* START EXERCISE INPUTS *
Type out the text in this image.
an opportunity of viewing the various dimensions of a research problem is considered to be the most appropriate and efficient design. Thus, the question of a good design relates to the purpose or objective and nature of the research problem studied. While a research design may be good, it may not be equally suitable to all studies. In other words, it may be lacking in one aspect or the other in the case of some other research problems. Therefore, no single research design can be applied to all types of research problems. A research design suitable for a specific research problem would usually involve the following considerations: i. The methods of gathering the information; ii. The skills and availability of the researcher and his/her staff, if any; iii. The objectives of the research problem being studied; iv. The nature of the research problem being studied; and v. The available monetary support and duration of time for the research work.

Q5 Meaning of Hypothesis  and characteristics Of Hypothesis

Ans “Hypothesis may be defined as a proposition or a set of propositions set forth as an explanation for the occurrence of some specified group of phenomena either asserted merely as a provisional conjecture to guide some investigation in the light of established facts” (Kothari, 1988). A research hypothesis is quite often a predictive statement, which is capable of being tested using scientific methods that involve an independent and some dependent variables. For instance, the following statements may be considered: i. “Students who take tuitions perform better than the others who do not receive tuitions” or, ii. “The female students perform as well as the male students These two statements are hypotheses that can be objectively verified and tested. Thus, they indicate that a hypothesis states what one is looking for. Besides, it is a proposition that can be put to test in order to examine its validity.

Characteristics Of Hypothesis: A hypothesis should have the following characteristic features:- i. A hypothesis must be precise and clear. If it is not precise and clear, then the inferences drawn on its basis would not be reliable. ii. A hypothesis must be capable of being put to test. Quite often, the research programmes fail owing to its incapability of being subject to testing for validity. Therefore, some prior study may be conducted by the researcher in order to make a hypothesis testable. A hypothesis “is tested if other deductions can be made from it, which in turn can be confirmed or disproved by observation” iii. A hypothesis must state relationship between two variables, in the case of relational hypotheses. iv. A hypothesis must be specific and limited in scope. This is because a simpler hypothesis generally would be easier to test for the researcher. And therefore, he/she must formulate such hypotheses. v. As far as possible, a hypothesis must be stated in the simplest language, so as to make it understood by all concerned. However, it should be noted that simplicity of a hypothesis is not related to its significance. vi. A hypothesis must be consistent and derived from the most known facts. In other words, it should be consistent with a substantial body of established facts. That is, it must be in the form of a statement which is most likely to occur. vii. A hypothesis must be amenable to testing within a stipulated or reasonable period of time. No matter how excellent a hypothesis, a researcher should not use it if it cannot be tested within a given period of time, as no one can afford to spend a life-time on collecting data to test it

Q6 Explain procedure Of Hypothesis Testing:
* END EXERCISE INPUTS *
Reproduce all the records precisely.

Type out the text in this image.
an opportunity of viewing the various dimensions of a research problem is considered to be the most appropriate and efficient design. Thus, the question of a good design relates to the purpose or objective and nature of the research problem studied. While a research design may be good, it may not be equally suitable to all studies. In other words, it may be lacking in one aspect or the other in the case of some other research problems. Therefore, no single research design can be applied to all types of research problems. A research design suitable for a specific research problem would usually involve the following considerations: i. The methods of gathering the information; ii. The skills and availability of the researcher and his/her staff, if any; iii. The objectives of the research problem being studied; iv. The nature of the research problem being studied; and v. The available monetary support and duration of time for the research work.

Q5 Meaning of Hypothesis  and characteristics Of Hypothesis

Ans “Hypothesis may be defined as a proposition or a set of propositions set forth as an explanation for the occurrence of some specified group of phenomena either asserted merely as a provisional conjecture to guide some investigation in the light of established facts” (Kothari, 1988). A research hypothesis is quite often a predictive statement, which is capable of being tested using scientific methods that involve an independent and some dependent variables. For instance, the following statements may be considered: i. “Students who take tuitions perform better than the others who do not receive tuitions” or, ii. “The female students perform as well as the male students These two statements are hypotheses that can be objectively verified and tested. Thus, they indicate that a hypothesis states what one is looking for. Besides, it is a proposition that can be put to test in order to examine its validity.

Characteristics Of Hypothesis: A hypothesis should have the following characteristic features:- i. A hypothesis must be precise and clear. If it is not precise and clear, then the inferences drawn on its basis would not be reliable. ii. A hypothesis must be capable of being put to test. Quite often, the research programmes fail owing to its incapability of being subject to testing for validity. Therefore, some prior study may be conducted by the researcher in order to make a hypothesis testable. A hypothesis “is tested if other deductions can be made from it, which in turn can be confirmed or disproved by observation” iii. A hypothesis must state relationship between two variables, in the case of relational hypotheses. iv. A hypothesis must be specific and limited in scope. This is because a simpler hypothesis generally would be easier to test for the researcher. And therefore, he/she must formulate such hypotheses. v. As far as possible, a hypothesis must be stated in the simplest language, so as to make it understood by all concerned. However, it should be noted that simplicity of a hypothesis is not related to its significance. vi. A hypothesis must be consistent and derived from the most known facts. In other words, it should be consistent with a substantial body of established facts. That is, it must be in the form of a statement which is most likely to occur. vii. A hypothesis must be amenable to testing within a stipulated or reasonable period of time. No matter how excellent a hypothesis, a researcher should not use it if it cannot be tested within a given period of time, as no one can afford to spend a life-time on collecting data to test it

Q6 Explain procedure Of Hypothesis Testing:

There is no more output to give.